*Task instructions*
Search the entries for the word "structured" and pull out each line that has it.

Start of Data for processing

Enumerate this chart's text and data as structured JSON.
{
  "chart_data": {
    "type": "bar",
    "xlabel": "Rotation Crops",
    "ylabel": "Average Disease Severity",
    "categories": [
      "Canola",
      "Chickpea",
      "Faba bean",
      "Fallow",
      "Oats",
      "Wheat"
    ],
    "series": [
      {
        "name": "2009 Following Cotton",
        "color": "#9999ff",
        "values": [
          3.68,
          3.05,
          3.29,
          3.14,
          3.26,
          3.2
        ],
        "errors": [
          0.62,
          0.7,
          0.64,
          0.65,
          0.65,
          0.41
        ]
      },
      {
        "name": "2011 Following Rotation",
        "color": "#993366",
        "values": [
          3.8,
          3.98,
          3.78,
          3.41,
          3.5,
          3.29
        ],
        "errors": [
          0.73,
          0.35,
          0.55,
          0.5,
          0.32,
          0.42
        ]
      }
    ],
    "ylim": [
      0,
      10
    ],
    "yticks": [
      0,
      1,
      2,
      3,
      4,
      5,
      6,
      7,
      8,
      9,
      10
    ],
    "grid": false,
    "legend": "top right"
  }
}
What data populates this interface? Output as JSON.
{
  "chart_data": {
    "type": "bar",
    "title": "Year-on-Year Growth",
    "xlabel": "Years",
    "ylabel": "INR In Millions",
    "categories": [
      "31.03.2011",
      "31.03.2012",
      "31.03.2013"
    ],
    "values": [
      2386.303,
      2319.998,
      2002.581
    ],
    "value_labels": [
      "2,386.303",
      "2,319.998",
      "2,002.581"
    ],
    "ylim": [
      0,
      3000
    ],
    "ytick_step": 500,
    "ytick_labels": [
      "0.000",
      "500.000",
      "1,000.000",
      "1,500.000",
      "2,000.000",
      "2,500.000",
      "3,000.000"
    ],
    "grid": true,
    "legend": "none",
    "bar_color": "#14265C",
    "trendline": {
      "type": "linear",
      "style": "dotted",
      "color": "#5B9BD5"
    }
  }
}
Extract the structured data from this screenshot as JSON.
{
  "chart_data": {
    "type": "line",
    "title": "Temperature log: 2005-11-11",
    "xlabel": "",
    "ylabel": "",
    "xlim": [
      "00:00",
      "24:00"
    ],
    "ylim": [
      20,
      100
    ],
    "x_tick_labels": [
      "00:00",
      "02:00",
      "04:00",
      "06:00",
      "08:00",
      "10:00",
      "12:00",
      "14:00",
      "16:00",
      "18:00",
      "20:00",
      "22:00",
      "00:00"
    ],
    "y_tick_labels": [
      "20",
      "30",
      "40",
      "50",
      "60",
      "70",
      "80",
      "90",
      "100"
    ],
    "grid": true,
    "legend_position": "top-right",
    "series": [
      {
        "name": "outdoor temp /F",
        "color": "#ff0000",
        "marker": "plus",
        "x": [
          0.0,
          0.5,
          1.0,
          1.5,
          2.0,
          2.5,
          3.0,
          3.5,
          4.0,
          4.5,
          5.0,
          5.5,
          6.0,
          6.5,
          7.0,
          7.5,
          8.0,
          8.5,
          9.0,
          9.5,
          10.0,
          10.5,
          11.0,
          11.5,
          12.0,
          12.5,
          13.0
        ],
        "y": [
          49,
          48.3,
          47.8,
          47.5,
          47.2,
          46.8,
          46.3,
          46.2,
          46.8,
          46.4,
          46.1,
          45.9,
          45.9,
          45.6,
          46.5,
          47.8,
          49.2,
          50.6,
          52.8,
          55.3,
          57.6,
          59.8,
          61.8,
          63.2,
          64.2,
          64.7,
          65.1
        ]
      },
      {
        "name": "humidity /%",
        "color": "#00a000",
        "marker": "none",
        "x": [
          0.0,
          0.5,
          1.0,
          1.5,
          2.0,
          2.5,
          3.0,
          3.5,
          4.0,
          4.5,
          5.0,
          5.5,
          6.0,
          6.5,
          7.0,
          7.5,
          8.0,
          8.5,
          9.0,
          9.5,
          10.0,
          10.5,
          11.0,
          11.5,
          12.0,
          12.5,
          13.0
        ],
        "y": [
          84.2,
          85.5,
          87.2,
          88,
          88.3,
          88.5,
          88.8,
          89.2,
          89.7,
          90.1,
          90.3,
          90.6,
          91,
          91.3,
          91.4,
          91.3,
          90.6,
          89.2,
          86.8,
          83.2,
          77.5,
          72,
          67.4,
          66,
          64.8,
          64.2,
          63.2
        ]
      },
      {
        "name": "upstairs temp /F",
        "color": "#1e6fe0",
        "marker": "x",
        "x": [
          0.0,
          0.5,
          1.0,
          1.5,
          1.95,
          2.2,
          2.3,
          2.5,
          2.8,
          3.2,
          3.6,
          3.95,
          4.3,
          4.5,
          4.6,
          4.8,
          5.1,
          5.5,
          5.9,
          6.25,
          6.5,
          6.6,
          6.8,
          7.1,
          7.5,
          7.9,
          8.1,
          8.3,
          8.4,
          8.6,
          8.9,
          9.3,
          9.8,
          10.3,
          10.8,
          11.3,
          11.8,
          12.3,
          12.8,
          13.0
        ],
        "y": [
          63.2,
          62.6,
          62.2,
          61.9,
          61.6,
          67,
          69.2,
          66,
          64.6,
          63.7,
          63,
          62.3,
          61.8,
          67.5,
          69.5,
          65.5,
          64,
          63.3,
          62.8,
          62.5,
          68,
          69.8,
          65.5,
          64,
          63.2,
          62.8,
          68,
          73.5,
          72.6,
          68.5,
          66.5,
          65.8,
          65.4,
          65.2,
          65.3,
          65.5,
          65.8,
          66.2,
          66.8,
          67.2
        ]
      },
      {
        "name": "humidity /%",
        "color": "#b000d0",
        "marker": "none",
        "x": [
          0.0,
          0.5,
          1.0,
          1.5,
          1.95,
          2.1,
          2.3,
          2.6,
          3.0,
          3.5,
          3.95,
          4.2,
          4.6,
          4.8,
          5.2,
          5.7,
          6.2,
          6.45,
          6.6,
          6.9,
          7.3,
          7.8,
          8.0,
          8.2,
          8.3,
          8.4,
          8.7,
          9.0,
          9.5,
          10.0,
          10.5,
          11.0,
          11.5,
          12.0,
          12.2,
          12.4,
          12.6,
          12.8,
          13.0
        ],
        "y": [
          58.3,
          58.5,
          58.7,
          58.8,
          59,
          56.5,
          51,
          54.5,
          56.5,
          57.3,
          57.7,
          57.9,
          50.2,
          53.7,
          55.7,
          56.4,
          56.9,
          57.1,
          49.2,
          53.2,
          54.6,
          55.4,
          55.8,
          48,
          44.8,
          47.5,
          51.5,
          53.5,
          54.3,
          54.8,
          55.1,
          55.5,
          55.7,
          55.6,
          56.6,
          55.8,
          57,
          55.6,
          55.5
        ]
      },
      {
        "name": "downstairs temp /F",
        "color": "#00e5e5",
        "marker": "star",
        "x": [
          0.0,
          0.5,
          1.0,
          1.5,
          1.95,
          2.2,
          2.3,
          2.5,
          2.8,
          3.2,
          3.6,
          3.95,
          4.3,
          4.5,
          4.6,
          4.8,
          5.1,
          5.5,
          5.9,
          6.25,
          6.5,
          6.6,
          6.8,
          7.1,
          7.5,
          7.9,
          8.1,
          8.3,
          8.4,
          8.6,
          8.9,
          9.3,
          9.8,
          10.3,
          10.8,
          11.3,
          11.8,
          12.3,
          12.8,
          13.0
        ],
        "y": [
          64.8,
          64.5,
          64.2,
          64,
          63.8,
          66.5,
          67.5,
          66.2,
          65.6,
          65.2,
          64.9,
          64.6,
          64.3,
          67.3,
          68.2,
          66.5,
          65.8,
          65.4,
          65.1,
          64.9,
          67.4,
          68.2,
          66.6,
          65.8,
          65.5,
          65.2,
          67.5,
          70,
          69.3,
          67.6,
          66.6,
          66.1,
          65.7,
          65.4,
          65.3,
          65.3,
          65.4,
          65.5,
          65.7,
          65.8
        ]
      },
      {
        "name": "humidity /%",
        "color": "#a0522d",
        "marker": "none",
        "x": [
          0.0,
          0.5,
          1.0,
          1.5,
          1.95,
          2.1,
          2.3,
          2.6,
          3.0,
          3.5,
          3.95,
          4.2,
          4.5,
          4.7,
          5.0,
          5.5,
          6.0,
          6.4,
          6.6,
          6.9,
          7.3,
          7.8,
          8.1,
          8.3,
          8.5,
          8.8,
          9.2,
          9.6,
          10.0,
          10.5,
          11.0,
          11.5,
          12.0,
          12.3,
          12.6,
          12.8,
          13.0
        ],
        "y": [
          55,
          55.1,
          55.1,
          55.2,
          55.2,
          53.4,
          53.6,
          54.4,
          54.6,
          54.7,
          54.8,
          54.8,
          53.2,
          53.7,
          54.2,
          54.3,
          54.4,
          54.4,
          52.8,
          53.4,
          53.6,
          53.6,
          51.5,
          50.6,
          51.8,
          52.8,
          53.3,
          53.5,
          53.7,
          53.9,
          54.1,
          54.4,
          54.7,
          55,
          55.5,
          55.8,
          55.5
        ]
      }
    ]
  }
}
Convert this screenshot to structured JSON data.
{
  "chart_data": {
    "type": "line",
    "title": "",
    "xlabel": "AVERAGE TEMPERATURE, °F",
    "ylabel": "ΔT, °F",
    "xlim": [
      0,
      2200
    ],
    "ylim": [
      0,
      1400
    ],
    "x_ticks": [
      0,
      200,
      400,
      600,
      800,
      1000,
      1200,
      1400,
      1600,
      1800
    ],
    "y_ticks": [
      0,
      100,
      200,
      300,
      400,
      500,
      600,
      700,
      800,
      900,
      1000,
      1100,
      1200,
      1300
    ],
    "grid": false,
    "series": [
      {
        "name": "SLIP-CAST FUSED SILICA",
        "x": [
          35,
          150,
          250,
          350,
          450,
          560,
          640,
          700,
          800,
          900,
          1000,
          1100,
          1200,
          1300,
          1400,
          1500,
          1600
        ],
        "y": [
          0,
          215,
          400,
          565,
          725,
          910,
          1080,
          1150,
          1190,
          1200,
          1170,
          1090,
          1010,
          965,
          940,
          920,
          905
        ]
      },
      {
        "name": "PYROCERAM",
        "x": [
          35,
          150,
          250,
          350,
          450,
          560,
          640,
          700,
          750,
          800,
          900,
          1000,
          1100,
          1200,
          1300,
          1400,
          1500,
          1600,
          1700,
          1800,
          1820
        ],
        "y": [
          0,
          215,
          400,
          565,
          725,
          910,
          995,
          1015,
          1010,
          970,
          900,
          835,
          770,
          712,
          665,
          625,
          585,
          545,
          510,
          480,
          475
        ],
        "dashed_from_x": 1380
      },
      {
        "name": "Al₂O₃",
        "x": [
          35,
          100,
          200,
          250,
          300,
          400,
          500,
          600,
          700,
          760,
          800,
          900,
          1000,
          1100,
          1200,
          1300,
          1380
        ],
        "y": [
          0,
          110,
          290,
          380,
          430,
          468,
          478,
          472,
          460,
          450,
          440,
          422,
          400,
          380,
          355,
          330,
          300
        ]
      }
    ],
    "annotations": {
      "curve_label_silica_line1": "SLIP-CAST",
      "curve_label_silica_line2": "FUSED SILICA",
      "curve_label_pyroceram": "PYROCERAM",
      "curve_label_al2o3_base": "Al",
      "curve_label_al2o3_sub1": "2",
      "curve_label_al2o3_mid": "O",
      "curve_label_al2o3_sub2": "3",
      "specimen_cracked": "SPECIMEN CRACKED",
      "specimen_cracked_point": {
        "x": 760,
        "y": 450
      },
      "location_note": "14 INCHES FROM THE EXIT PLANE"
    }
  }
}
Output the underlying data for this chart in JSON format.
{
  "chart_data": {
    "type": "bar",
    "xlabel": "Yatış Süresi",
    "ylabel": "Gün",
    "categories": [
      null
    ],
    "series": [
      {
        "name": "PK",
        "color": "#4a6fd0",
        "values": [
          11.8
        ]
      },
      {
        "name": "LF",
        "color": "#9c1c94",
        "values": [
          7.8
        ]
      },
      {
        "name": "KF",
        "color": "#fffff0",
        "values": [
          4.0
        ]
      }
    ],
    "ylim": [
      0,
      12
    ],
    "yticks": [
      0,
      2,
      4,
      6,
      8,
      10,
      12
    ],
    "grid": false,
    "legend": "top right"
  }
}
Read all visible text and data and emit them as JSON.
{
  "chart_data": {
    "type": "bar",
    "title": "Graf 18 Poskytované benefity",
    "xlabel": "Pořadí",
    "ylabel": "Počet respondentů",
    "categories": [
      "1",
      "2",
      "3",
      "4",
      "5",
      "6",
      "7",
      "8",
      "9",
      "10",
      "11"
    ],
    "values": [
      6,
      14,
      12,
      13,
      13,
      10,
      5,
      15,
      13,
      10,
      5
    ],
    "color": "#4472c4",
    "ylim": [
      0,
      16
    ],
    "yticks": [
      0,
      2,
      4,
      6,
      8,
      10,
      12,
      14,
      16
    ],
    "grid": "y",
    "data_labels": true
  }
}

End of Data for processing

*Task result*
Enumerate this chart's text and data as structured JSON.
Extract the structured data from this screenshot as JSON.
Convert this screenshot to structured JSON data.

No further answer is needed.